### Directions for this task
Reproduce the records below in full and without edits, omitting images.

━━━━━ Excerpted data ━━━━━

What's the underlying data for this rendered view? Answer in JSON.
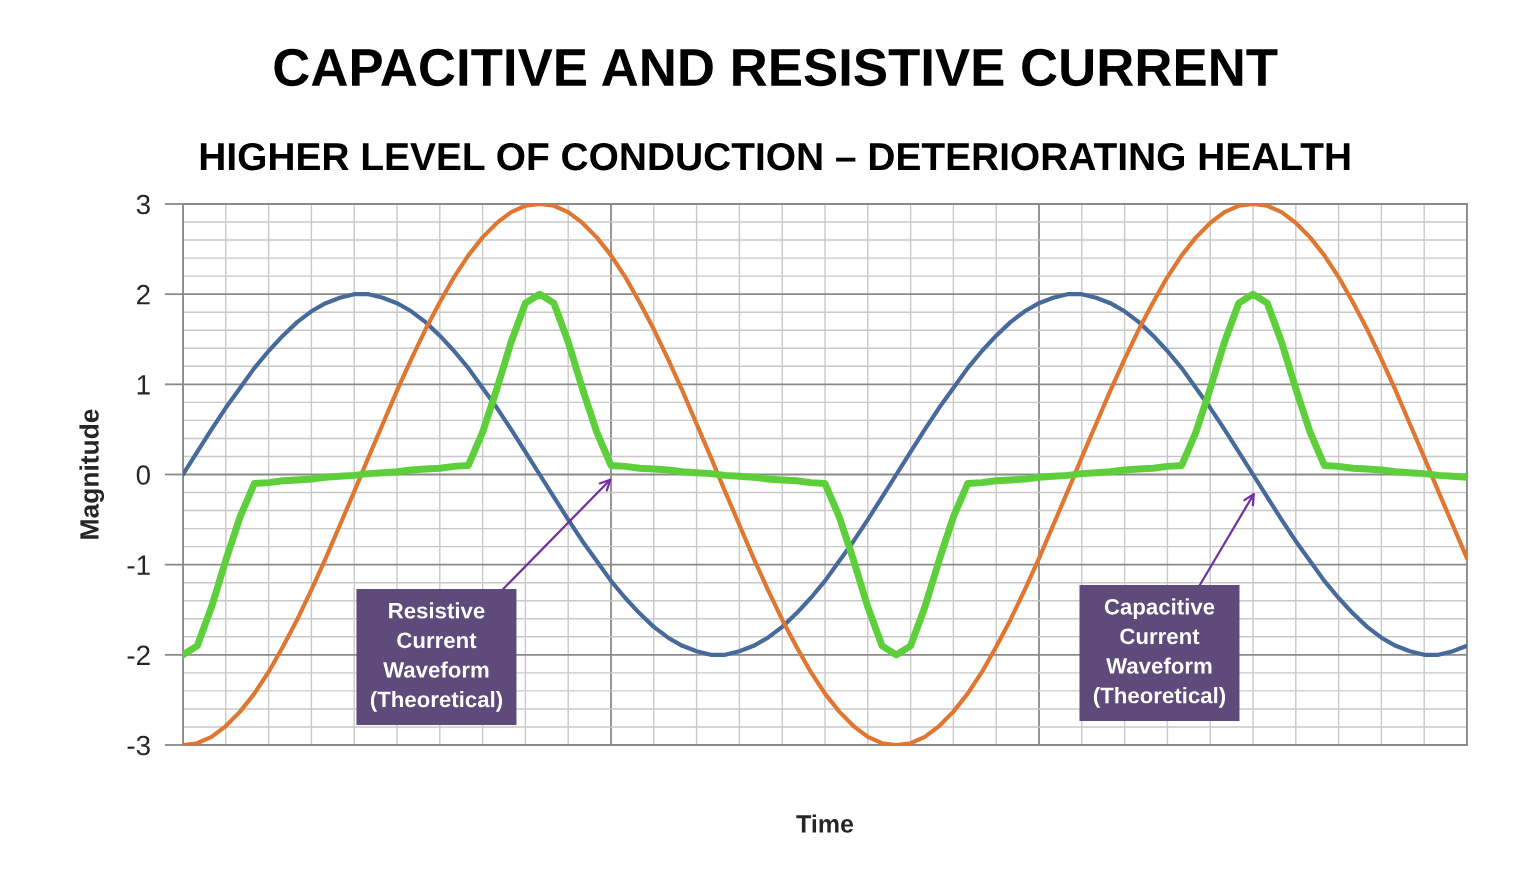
{
  "chart_data": {
    "type": "line",
    "title": "CAPACITIVE AND RESISTIVE CURRENT",
    "subtitle": "HIGHER LEVEL OF CONDUCTION – DETERIORATING HEALTH",
    "xlabel": "Time",
    "ylabel": "Magnitude",
    "categories": [
      null,
      null,
      null,
      null,
      null,
      null,
      null,
      null,
      null,
      null,
      null,
      null,
      null,
      null,
      null,
      null,
      null,
      null,
      null,
      null,
      null,
      null,
      null,
      null,
      null,
      null,
      null,
      null,
      null,
      null,
      null,
      null,
      null,
      null,
      null,
      null,
      null,
      null,
      null,
      null,
      null,
      null,
      null,
      null,
      null,
      null,
      null,
      null,
      null,
      null,
      null,
      null,
      null,
      null,
      null,
      null,
      null,
      null,
      null,
      null,
      null,
      null,
      null,
      null,
      null,
      null,
      null,
      null,
      null,
      null,
      null,
      null,
      null,
      null,
      null,
      null,
      null,
      null,
      null,
      null,
      null,
      null,
      null,
      null,
      null,
      null,
      null,
      null,
      null,
      null,
      null
    ],
    "series": [
      {
        "color": "#476a9b",
        "values": [
          0,
          0.25,
          0.5,
          0.74,
          0.96,
          1.18,
          1.37,
          1.54,
          1.69,
          1.81,
          1.9,
          1.96,
          2,
          2,
          1.96,
          1.9,
          1.81,
          1.69,
          1.54,
          1.37,
          1.18,
          0.96,
          0.74,
          0.5,
          0.25,
          0,
          -0.25,
          -0.5,
          -0.74,
          -0.96,
          -1.18,
          -1.37,
          -1.54,
          -1.69,
          -1.81,
          -1.9,
          -1.96,
          -2,
          -2,
          -1.96,
          -1.9,
          -1.81,
          -1.69,
          -1.54,
          -1.37,
          -1.18,
          -0.96,
          -0.74,
          -0.5,
          -0.25,
          0,
          0.25,
          0.5,
          0.74,
          0.96,
          1.18,
          1.37,
          1.54,
          1.69,
          1.81,
          1.9,
          1.96,
          2,
          2,
          1.96,
          1.9,
          1.81,
          1.69,
          1.54,
          1.37,
          1.18,
          0.96,
          0.74,
          0.5,
          0.25,
          0,
          -0.25,
          -0.5,
          -0.74,
          -0.96,
          -1.18,
          -1.37,
          -1.54,
          -1.69,
          -1.81,
          -1.9,
          -1.96,
          -2,
          -2,
          -1.96,
          -1.9
        ]
      },
      {
        "color": "#e07630",
        "values": [
          -3,
          -2.98,
          -2.91,
          -2.79,
          -2.63,
          -2.43,
          -2.19,
          -1.91,
          -1.61,
          -1.28,
          -0.93,
          -0.56,
          -0.19,
          0.19,
          0.56,
          0.93,
          1.28,
          1.61,
          1.91,
          2.19,
          2.43,
          2.63,
          2.79,
          2.91,
          2.98,
          3,
          2.98,
          2.91,
          2.79,
          2.63,
          2.43,
          2.19,
          1.91,
          1.61,
          1.28,
          0.93,
          0.56,
          0.19,
          -0.19,
          -0.56,
          -0.93,
          -1.28,
          -1.61,
          -1.91,
          -2.19,
          -2.43,
          -2.63,
          -2.79,
          -2.91,
          -2.98,
          -3,
          -2.98,
          -2.91,
          -2.79,
          -2.63,
          -2.43,
          -2.19,
          -1.91,
          -1.61,
          -1.28,
          -0.93,
          -0.56,
          -0.19,
          0.19,
          0.56,
          0.93,
          1.28,
          1.61,
          1.91,
          2.19,
          2.43,
          2.63,
          2.79,
          2.91,
          2.98,
          3,
          2.98,
          2.91,
          2.79,
          2.63,
          2.43,
          2.19,
          1.91,
          1.61,
          1.28,
          0.93,
          0.56,
          0.19,
          -0.19,
          -0.56,
          -0.93
        ]
      },
      {
        "color": "#5ccf3a",
        "values": [
          -2,
          -1.9,
          -1.47,
          -0.95,
          -0.47,
          -0.1,
          -0.09,
          -0.07,
          -0.06,
          -0.05,
          -0.03,
          -0.02,
          -0.01,
          0.01,
          0.02,
          0.03,
          0.05,
          0.06,
          0.07,
          0.09,
          0.1,
          0.47,
          0.95,
          1.47,
          1.9,
          2,
          1.9,
          1.47,
          0.95,
          0.47,
          0.1,
          0.09,
          0.07,
          0.06,
          0.05,
          0.03,
          0.02,
          0.01,
          -0.01,
          -0.02,
          -0.03,
          -0.05,
          -0.06,
          -0.07,
          -0.09,
          -0.1,
          -0.47,
          -0.95,
          -1.47,
          -1.9,
          -2,
          -1.9,
          -1.47,
          -0.95,
          -0.47,
          -0.1,
          -0.09,
          -0.07,
          -0.06,
          -0.05,
          -0.03,
          -0.02,
          -0.01,
          0.01,
          0.02,
          0.03,
          0.05,
          0.06,
          0.07,
          0.09,
          0.1,
          0.47,
          0.95,
          1.47,
          1.9,
          2,
          1.9,
          1.47,
          0.95,
          0.47,
          0.1,
          0.09,
          0.07,
          0.06,
          0.05,
          0.03,
          0.02,
          0.01,
          -0.01,
          -0.02,
          -0.03
        ]
      }
    ],
    "ylim": [
      -3,
      3
    ],
    "yticks": [
      -3,
      -2,
      -1,
      0,
      1,
      2,
      3
    ],
    "grid": true,
    "tick_labels": "y",
    "annotations": [
      "Resistive\nCurrent\nWaveform\n(Theoretical)",
      "Capacitive\nCurrent\nWaveform\n(Theoretical)"
    ]
  }
}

━━━━━

### Result of this task
What's the underlying data for this rendered view? Answer in JSON.
{
  "chart_data": {
    "type": "line",
    "title": "CAPACITIVE AND RESISTIVE CURRENT",
    "subtitle": "HIGHER LEVEL OF CONDUCTION – DETERIORATING HEALTH",
    "xlabel": "Time",
    "ylabel": "Magnitude",
    "categories": [
      null,
      null,
      null,
      null,
      null,
      null,
      null,
      null,
      null,
      null,
      null,
      null,
      null,
      null,
      null,
      null,
      null,
      null,
      null,
      null,
      null,
      null,
      null,
      null,
      null,
      null,
      null,
      null,
      null,
      null,
      null,
      null,
      null,
      null,
      null,
      null,
      null,
      null,
      null,
      null,
      null,
      null,
      null,
      null,
      null,
      null,
      null,
      null,
      null,
      null,
      null,
      null,
      null,
      null,
      null,
      null,
      null,
      null,
      null,
      null,
      null,
      null,
      null,
      null,
      null,
      null,
      null,
      null,
      null,
      null,
      null,
      null,
      null,
      null,
      null,
      null,
      null,
      null,
      null,
      null,
      null,
      null,
      null,
      null,
      null,
      null,
      null,
      null,
      null,
      null,
      null
    ],
    "series": [
      {
        "color": "#476a9b",
        "values": [
          0,
          0.25,
          0.5,
          0.74,
          0.96,
          1.18,
          1.37,
          1.54,
          1.69,
          1.81,
          1.9,
          1.96,
          2,
          2,
          1.96,
          1.9,
          1.81,
          1.69,
          1.54,
          1.37,
          1.18,
          0.96,
          0.74,
          0.5,
          0.25,
          0,
          -0.25,
          -0.5,
          -0.74,
          -0.96,
          -1.18,
          -1.37,
          -1.54,
          -1.69,
          -1.81,
          -1.9,
          -1.96,
          -2,
          -2,
          -1.96,
          -1.9,
          -1.81,
          -1.69,
          -1.54,
          -1.37,
          -1.18,
          -0.96,
          -0.74,
          -0.5,
          -0.25,
          0,
          0.25,
          0.5,
          0.74,
          0.96,
          1.18,
          1.37,
          1.54,
          1.69,
          1.81,
          1.9,
          1.96,
          2,
          2,
          1.96,
          1.9,
          1.81,
          1.69,
          1.54,
          1.37,
          1.18,
          0.96,
          0.74,
          0.5,
          0.25,
          0,
          -0.25,
          -0.5,
          -0.74,
          -0.96,
          -1.18,
          -1.37,
          -1.54,
          -1.69,
          -1.81,
          -1.9,
          -1.96,
          -2,
          -2,
          -1.96,
          -1.9
        ]
      },
      {
        "color": "#e07630",
        "values": [
          -3,
          -2.98,
          -2.91,
          -2.79,
          -2.63,
          -2.43,
          -2.19,
          -1.91,
          -1.61,
          -1.28,
          -0.93,
          -0.56,
          -0.19,
          0.19,
          0.56,
          0.93,
          1.28,
          1.61,
          1.91,
          2.19,
          2.43,
          2.63,
          2.79,
          2.91,
          2.98,
          3,
          2.98,
          2.91,
          2.79,
          2.63,
          2.43,
          2.19,
          1.91,
          1.61,
          1.28,
          0.93,
          0.56,
          0.19,
          -0.19,
          -0.56,
          -0.93,
          -1.28,
          -1.61,
          -1.91,
          -2.19,
          -2.43,
          -2.63,
          -2.79,
          -2.91,
          -2.98,
          -3,
          -2.98,
          -2.91,
          -2.79,
          -2.63,
          -2.43,
          -2.19,
          -1.91,
          -1.61,
          -1.28,
          -0.93,
          -0.56,
          -0.19,
          0.19,
          0.56,
          0.93,
          1.28,
          1.61,
          1.91,
          2.19,
          2.43,
          2.63,
          2.79,
          2.91,
          2.98,
          3,
          2.98,
          2.91,
          2.79,
          2.63,
          2.43,
          2.19,
          1.91,
          1.61,
          1.28,
          0.93,
          0.56,
          0.19,
          -0.19,
          -0.56,
          -0.93
        ]
      },
      {
        "color": "#5ccf3a",
        "values": [
          -2,
          -1.9,
          -1.47,
          -0.95,
          -0.47,
          -0.1,
          -0.09,
          -0.07,
          -0.06,
          -0.05,
          -0.03,
          -0.02,
          -0.01,
          0.01,
          0.02,
          0.03,
          0.05,
          0.06,
          0.07,
          0.09,
          0.1,
          0.47,
          0.95,
          1.47,
          1.9,
          2,
          1.9,
          1.47,
          0.95,
          0.47,
          0.1,
          0.09,
          0.07,
          0.06,
          0.05,
          0.03,
          0.02,
          0.01,
          -0.01,
          -0.02,
          -0.03,
          -0.05,
          -0.06,
          -0.07,
          -0.09,
          -0.1,
          -0.47,
          -0.95,
          -1.47,
          -1.9,
          -2,
          -1.9,
          -1.47,
          -0.95,
          -0.47,
          -0.1,
          -0.09,
          -0.07,
          -0.06,
          -0.05,
          -0.03,
          -0.02,
          -0.01,
          0.01,
          0.02,
          0.03,
          0.05,
          0.06,
          0.07,
          0.09,
          0.1,
          0.47,
          0.95,
          1.47,
          1.9,
          2,
          1.9,
          1.47,
          0.95,
          0.47,
          0.1,
          0.09,
          0.07,
          0.06,
          0.05,
          0.03,
          0.02,
          0.01,
          -0.01,
          -0.02,
          -0.03
        ]
      }
    ],
    "ylim": [
      -3,
      3
    ],
    "yticks": [
      -3,
      -2,
      -1,
      0,
      1,
      2,
      3
    ],
    "grid": true,
    "tick_labels": "y",
    "annotations": [
      "Resistive\nCurrent\nWaveform\n(Theoretical)",
      "Capacitive\nCurrent\nWaveform\n(Theoretical)"
    ]
  }
}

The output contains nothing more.